Stored data:
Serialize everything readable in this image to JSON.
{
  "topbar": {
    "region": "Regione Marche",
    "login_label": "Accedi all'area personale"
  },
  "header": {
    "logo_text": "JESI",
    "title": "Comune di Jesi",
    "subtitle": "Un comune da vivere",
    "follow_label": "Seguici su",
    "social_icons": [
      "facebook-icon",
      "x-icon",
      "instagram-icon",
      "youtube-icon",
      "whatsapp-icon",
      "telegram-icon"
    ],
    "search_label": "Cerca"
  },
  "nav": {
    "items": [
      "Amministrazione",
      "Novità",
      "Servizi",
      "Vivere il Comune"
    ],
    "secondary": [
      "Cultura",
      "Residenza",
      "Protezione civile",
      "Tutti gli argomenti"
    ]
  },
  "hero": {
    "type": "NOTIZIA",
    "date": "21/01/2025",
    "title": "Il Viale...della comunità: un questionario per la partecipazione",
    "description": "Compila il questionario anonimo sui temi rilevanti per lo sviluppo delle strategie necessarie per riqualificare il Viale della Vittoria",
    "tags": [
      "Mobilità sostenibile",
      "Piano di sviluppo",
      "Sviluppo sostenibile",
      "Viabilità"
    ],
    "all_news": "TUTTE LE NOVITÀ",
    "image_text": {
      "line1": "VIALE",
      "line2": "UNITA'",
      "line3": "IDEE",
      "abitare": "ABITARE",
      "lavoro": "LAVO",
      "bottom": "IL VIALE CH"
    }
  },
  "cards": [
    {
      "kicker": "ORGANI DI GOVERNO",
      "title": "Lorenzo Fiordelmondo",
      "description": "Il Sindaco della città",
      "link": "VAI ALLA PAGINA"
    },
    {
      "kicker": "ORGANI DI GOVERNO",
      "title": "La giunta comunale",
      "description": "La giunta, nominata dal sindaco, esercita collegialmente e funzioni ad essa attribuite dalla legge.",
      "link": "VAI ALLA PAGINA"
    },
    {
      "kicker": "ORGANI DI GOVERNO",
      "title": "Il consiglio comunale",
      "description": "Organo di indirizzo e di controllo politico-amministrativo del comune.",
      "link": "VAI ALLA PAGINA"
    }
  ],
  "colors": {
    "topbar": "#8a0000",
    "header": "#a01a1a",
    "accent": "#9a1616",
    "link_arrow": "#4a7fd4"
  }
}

What this task involves:
Write out every entry exactly as given.

Written reply:
Serialize everything readable in this image to JSON.
{
  "topbar": {
    "region": "Regione Marche",
    "login_label": "Accedi all'area personale"
  },
  "header": {
    "logo_text": "JESI",
    "title": "Comune di Jesi",
    "subtitle": "Un comune da vivere",
    "follow_label": "Seguici su",
    "social_icons": [
      "facebook-icon",
      "x-icon",
      "instagram-icon",
      "youtube-icon",
      "whatsapp-icon",
      "telegram-icon"
    ],
    "search_label": "Cerca"
  },
  "nav": {
    "items": [
      "Amministrazione",
      "Novità",
      "Servizi",
      "Vivere il Comune"
    ],
    "secondary": [
      "Cultura",
      "Residenza",
      "Protezione civile",
      "Tutti gli argomenti"
    ]
  },
  "hero": {
    "type": "NOTIZIA",
    "date": "21/01/2025",
    "title": "Il Viale...della comunità: un questionario per la partecipazione",
    "description": "Compila il questionario anonimo sui temi rilevanti per lo sviluppo delle strategie necessarie per riqualificare il Viale della Vittoria",
    "tags": [
      "Mobilità sostenibile",
      "Piano di sviluppo",
      "Sviluppo sostenibile",
      "Viabilità"
    ],
    "all_news": "TUTTE LE NOVITÀ",
    "image_text": {
      "line1": "VIALE",
      "line2": "UNITA'",
      "line3": "IDEE",
      "abitare": "ABITARE",
      "lavoro": "LAVO",
      "bottom": "IL VIALE CH"
    }
  },
  "cards": [
    {
      "kicker": "ORGANI DI GOVERNO",
      "title": "Lorenzo Fiordelmondo",
      "description": "Il Sindaco della città",
      "link": "VAI ALLA PAGINA"
    },
    {
      "kicker": "ORGANI DI GOVERNO",
      "title": "La giunta comunale",
      "description": "La giunta, nominata dal sindaco, esercita collegialmente e funzioni ad essa attribuite dalla legge.",
      "link": "VAI ALLA PAGINA"
    },
    {
      "kicker": "ORGANI DI GOVERNO",
      "title": "Il consiglio comunale",
      "description": "Organo di indirizzo e di controllo politico-amministrativo del comune.",
      "link": "VAI ALLA PAGINA"
    }
  ],
  "colors": {
    "topbar": "#8a0000",
    "header": "#a01a1a",
    "accent": "#9a1616",
    "link_arrow": "#4a7fd4"
  }
}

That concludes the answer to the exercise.